[Data entries]
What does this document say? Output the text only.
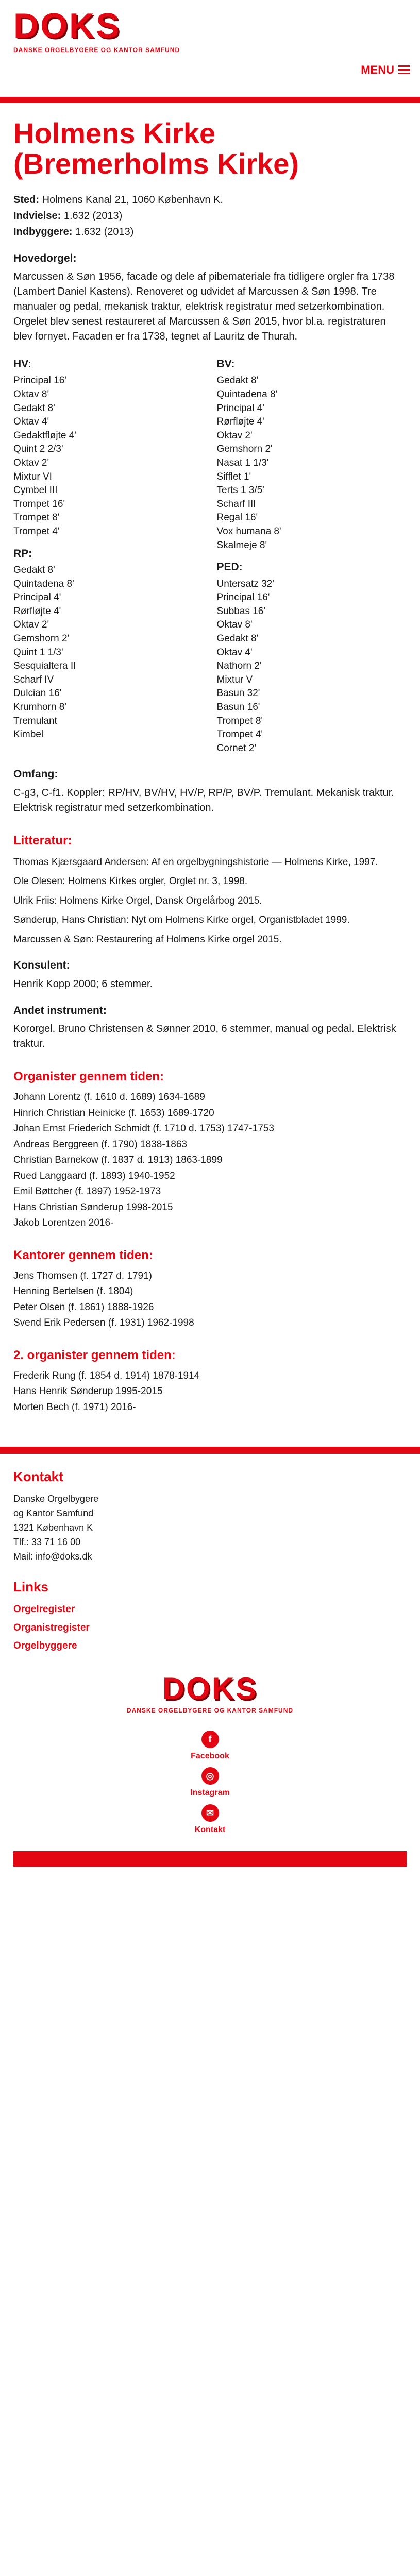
DOKS
DANSKE ORGELBYGERE OG KANTOR SAMFUND
MENU
Holmens Kirke (Bremerholms Kirke)
Sted: Holmens Kanal 21, 1060 København K.
Indvielse: 1.632 (2013)
Indbyggere: 1.632 (2013)
Hovedorgel:
Marcussen & Søn 1956, facade og dele af pibemateriale fra tidligere orgler fra 1738 (Lambert Daniel Kastens). Renoveret og udvidet af Marcussen & Søn 1998. Tre manualer og pedal, mekanisk traktur, elektrisk registratur med setzerkombination. Orgelet blev senest restaureret af Marcussen & Søn 2015, hvor bl.a. registraturen blev fornyet. Facaden er fra 1738, tegnet af Lauritz de Thurah.
HV:
Principal 16'
Oktav 8'
Gedakt 8'
Oktav 4'
Gedaktfløjte 4'
Quint 2 2/3'
Oktav 2'
Mixtur VI
Cymbel III
Trompet 16'
Trompet 8'
Trompet 4'
RP:
Gedakt 8'
Quintadena 8'
Principal 4'
Rørfløjte 4'
Oktav 2'
Gemshorn 2'
Quint 1 1/3'
Sesquialtera II
Scharf IV
Dulcian 16'
Krumhorn 8'
Tremulant
Kimbel
BV:
Gedakt 8'
Quintadena 8'
Principal 4'
Rørfløjte 4'
Oktav 2'
Gemshorn 2'
Nasat 1 1/3'
Sifflet 1'
Terts 1 3/5'
Scharf III
Regal 16'
Vox humana 8'
Skalmeje 8'
PED:
Untersatz 32'
Principal 16'
Subbas 16'
Oktav 8'
Gedakt 8'
Oktav 4'
Nathorn 2'
Mixtur V
Basun 32'
Basun 16'
Trompet 8'
Trompet 4'
Cornet 2'
Omfang:
C-g3, C-f1. Koppler: RP/HV, BV/HV, HV/P, RP/P, BV/P. Tremulant. Mekanisk traktur. Elektrisk registratur med setzerkombination.
Litteratur:
Thomas Kjærsgaard Andersen: Af en orgelbygningshistorie — Holmens Kirke, 1997.
Ole Olesen: Holmens Kirkes orgler, Orglet nr. 3, 1998.
Ulrik Friis: Holmens Kirke Orgel, Dansk Orgelårbog 2015.
Sønderup, Hans Christian: Nyt om Holmens Kirke orgel, Organistbladet 1999.
Marcussen & Søn: Restaurering af Holmens Kirke orgel 2015.
Konsulent:
Henrik Kopp 2000; 6 stemmer.
Andet instrument:
Kororgel. Bruno Christensen & Sønner 2010, 6 stemmer, manual og pedal. Elektrisk traktur.
Organister gennem tiden:
Johann Lorentz (f. 1610 d. 1689) 1634-1689
Hinrich Christian Heinicke (f. 1653) 1689-1720
Johan Ernst Friederich Schmidt (f. 1710 d. 1753) 1747-1753
Andreas Berggreen (f. 1790) 1838-1863
Christian Barnekow (f. 1837 d. 1913) 1863-1899
Rued Langgaard (f. 1893) 1940-1952
Emil Bøttcher (f. 1897) 1952-1973
Hans Christian Sønderup 1998-2015
Jakob Lorentzen 2016-
Kantorer gennem tiden:
Jens Thomsen (f. 1727 d. 1791)
Henning Bertelsen (f. 1804)
Peter Olsen (f. 1861) 1888-1926
Svend Erik Pedersen (f. 1931) 1962-1998
2. organister gennem tiden:
Frederik Rung (f. 1854 d. 1914) 1878-1914
Hans Henrik Sønderup 1995-2015
Morten Bech (f. 1971) 2016-
Kontakt
Danske Orgelbygere
og Kantor Samfund
1321 København K
Tlf.: 33 71 16 00
Mail: info@doks.dk
Links
Orgelregister
Organistregister
Orgelbyggere
DOKS
DANSKE ORGELBYGERE OG KANTOR SAMFUND
f
Facebook
◎
Instagram
✉
Kontakt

WRITTEN TASK:
Output a faithful copy of the data, with each picture left out.

RESULT OF THE TASK:
What does this document say? Output the text only.
DOKS
DANSKE ORGELBYGERE OG KANTOR SAMFUND
MENU
Holmens Kirke (Bremerholms Kirke)
Sted: Holmens Kanal 21, 1060 København K.
Indvielse: 1.632 (2013)
Indbyggere: 1.632 (2013)
Hovedorgel:
Marcussen & Søn 1956, facade og dele af pibemateriale fra tidligere orgler fra 1738 (Lambert Daniel Kastens). Renoveret og udvidet af Marcussen & Søn 1998. Tre manualer og pedal, mekanisk traktur, elektrisk registratur med setzerkombination. Orgelet blev senest restaureret af Marcussen & Søn 2015, hvor bl.a. registraturen blev fornyet. Facaden er fra 1738, tegnet af Lauritz de Thurah.
HV:
Principal 16'
Oktav 8'
Gedakt 8'
Oktav 4'
Gedaktfløjte 4'
Quint 2 2/3'
Oktav 2'
Mixtur VI
Cymbel III
Trompet 16'
Trompet 8'
Trompet 4'
RP:
Gedakt 8'
Quintadena 8'
Principal 4'
Rørfløjte 4'
Oktav 2'
Gemshorn 2'
Quint 1 1/3'
Sesquialtera II
Scharf IV
Dulcian 16'
Krumhorn 8'
Tremulant
Kimbel
BV:
Gedakt 8'
Quintadena 8'
Principal 4'
Rørfløjte 4'
Oktav 2'
Gemshorn 2'
Nasat 1 1/3'
Sifflet 1'
Terts 1 3/5'
Scharf III
Regal 16'
Vox humana 8'
Skalmeje 8'
PED:
Untersatz 32'
Principal 16'
Subbas 16'
Oktav 8'
Gedakt 8'
Oktav 4'
Nathorn 2'
Mixtur V
Basun 32'
Basun 16'
Trompet 8'
Trompet 4'
Cornet 2'
Omfang:
C-g3, C-f1. Koppler: RP/HV, BV/HV, HV/P, RP/P, BV/P. Tremulant. Mekanisk traktur. Elektrisk registratur med setzerkombination.
Litteratur:
Thomas Kjærsgaard Andersen: Af en orgelbygningshistorie — Holmens Kirke, 1997.
Ole Olesen: Holmens Kirkes orgler, Orglet nr. 3, 1998.
Ulrik Friis: Holmens Kirke Orgel, Dansk Orgelårbog 2015.
Sønderup, Hans Christian: Nyt om Holmens Kirke orgel, Organistbladet 1999.
Marcussen & Søn: Restaurering af Holmens Kirke orgel 2015.
Konsulent:
Henrik Kopp 2000; 6 stemmer.
Andet instrument:
Kororgel. Bruno Christensen & Sønner 2010, 6 stemmer, manual og pedal. Elektrisk traktur.
Organister gennem tiden:
Johann Lorentz (f. 1610 d. 1689) 1634-1689
Hinrich Christian Heinicke (f. 1653) 1689-1720
Johan Ernst Friederich Schmidt (f. 1710 d. 1753) 1747-1753
Andreas Berggreen (f. 1790) 1838-1863
Christian Barnekow (f. 1837 d. 1913) 1863-1899
Rued Langgaard (f. 1893) 1940-1952
Emil Bøttcher (f. 1897) 1952-1973
Hans Christian Sønderup 1998-2015
Jakob Lorentzen 2016-
Kantorer gennem tiden:
Jens Thomsen (f. 1727 d. 1791)
Henning Bertelsen (f. 1804)
Peter Olsen (f. 1861) 1888-1926
Svend Erik Pedersen (f. 1931) 1962-1998
2. organister gennem tiden:
Frederik Rung (f. 1854 d. 1914) 1878-1914
Hans Henrik Sønderup 1995-2015
Morten Bech (f. 1971) 2016-
Kontakt
Danske Orgelbygere
og Kantor Samfund
1321 København K
Tlf.: 33 71 16 00
Mail: info@doks.dk
Links
Orgelregister
Organistregister
Orgelbyggere
DOKS
DANSKE ORGELBYGERE OG KANTOR SAMFUND
f
Facebook
◎
Instagram
✉
Kontakt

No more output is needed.